Start Task inputs

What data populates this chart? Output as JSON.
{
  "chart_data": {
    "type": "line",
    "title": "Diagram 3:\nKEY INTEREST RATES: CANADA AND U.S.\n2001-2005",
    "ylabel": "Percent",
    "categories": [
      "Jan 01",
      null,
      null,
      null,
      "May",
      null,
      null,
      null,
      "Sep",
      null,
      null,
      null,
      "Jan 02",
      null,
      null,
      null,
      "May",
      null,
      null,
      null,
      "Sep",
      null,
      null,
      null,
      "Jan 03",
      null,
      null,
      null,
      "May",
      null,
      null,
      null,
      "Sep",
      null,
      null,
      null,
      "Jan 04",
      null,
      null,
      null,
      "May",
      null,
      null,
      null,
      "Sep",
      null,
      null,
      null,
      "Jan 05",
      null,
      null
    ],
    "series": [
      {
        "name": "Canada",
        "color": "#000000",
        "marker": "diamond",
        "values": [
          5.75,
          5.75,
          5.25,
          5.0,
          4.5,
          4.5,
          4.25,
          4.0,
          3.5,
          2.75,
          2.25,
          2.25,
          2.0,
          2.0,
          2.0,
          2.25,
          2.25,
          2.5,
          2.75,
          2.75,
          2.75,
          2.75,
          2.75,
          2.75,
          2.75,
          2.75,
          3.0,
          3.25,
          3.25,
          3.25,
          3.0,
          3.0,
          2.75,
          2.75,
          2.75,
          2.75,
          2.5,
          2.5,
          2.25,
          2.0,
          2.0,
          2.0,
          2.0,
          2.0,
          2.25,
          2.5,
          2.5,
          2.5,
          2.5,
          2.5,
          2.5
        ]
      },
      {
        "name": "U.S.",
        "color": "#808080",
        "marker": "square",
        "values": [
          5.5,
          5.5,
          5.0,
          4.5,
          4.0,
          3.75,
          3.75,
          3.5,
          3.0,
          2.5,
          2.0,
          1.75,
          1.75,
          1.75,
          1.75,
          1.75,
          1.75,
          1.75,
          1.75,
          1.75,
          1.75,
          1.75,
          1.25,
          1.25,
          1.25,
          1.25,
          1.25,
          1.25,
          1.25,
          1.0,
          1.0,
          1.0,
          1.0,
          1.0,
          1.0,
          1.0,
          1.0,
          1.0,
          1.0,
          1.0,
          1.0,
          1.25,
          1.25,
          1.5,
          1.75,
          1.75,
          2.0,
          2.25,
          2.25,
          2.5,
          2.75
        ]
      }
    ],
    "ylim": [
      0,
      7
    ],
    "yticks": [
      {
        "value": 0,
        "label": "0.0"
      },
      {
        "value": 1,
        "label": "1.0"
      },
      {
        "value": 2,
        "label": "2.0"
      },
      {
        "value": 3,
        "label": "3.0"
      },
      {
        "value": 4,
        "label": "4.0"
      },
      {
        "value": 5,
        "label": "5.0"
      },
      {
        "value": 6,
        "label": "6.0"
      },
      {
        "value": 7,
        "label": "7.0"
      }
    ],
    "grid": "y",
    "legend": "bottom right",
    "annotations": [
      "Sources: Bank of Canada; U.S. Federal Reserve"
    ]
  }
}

End Task inputs

Written exercise:
Take the listing above and write it out again exactly.

Result for this task:
What data populates this chart? Output as JSON.
{
  "chart_data": {
    "type": "line",
    "title": "Diagram 3:\nKEY INTEREST RATES: CANADA AND U.S.\n2001-2005",
    "ylabel": "Percent",
    "categories": [
      "Jan 01",
      null,
      null,
      null,
      "May",
      null,
      null,
      null,
      "Sep",
      null,
      null,
      null,
      "Jan 02",
      null,
      null,
      null,
      "May",
      null,
      null,
      null,
      "Sep",
      null,
      null,
      null,
      "Jan 03",
      null,
      null,
      null,
      "May",
      null,
      null,
      null,
      "Sep",
      null,
      null,
      null,
      "Jan 04",
      null,
      null,
      null,
      "May",
      null,
      null,
      null,
      "Sep",
      null,
      null,
      null,
      "Jan 05",
      null,
      null
    ],
    "series": [
      {
        "name": "Canada",
        "color": "#000000",
        "marker": "diamond",
        "values": [
          5.75,
          5.75,
          5.25,
          5.0,
          4.5,
          4.5,
          4.25,
          4.0,
          3.5,
          2.75,
          2.25,
          2.25,
          2.0,
          2.0,
          2.0,
          2.25,
          2.25,
          2.5,
          2.75,
          2.75,
          2.75,
          2.75,
          2.75,
          2.75,
          2.75,
          2.75,
          3.0,
          3.25,
          3.25,
          3.25,
          3.0,
          3.0,
          2.75,
          2.75,
          2.75,
          2.75,
          2.5,
          2.5,
          2.25,
          2.0,
          2.0,
          2.0,
          2.0,
          2.0,
          2.25,
          2.5,
          2.5,
          2.5,
          2.5,
          2.5,
          2.5
        ]
      },
      {
        "name": "U.S.",
        "color": "#808080",
        "marker": "square",
        "values": [
          5.5,
          5.5,
          5.0,
          4.5,
          4.0,
          3.75,
          3.75,
          3.5,
          3.0,
          2.5,
          2.0,
          1.75,
          1.75,
          1.75,
          1.75,
          1.75,
          1.75,
          1.75,
          1.75,
          1.75,
          1.75,
          1.75,
          1.25,
          1.25,
          1.25,
          1.25,
          1.25,
          1.25,
          1.25,
          1.0,
          1.0,
          1.0,
          1.0,
          1.0,
          1.0,
          1.0,
          1.0,
          1.0,
          1.0,
          1.0,
          1.0,
          1.25,
          1.25,
          1.5,
          1.75,
          1.75,
          2.0,
          2.25,
          2.25,
          2.5,
          2.75
        ]
      }
    ],
    "ylim": [
      0,
      7
    ],
    "yticks": [
      {
        "value": 0,
        "label": "0.0"
      },
      {
        "value": 1,
        "label": "1.0"
      },
      {
        "value": 2,
        "label": "2.0"
      },
      {
        "value": 3,
        "label": "3.0"
      },
      {
        "value": 4,
        "label": "4.0"
      },
      {
        "value": 5,
        "label": "5.0"
      },
      {
        "value": 6,
        "label": "6.0"
      },
      {
        "value": 7,
        "label": "7.0"
      }
    ],
    "grid": "y",
    "legend": "bottom right",
    "annotations": [
      "Sources: Bank of Canada; U.S. Federal Reserve"
    ]
  }
}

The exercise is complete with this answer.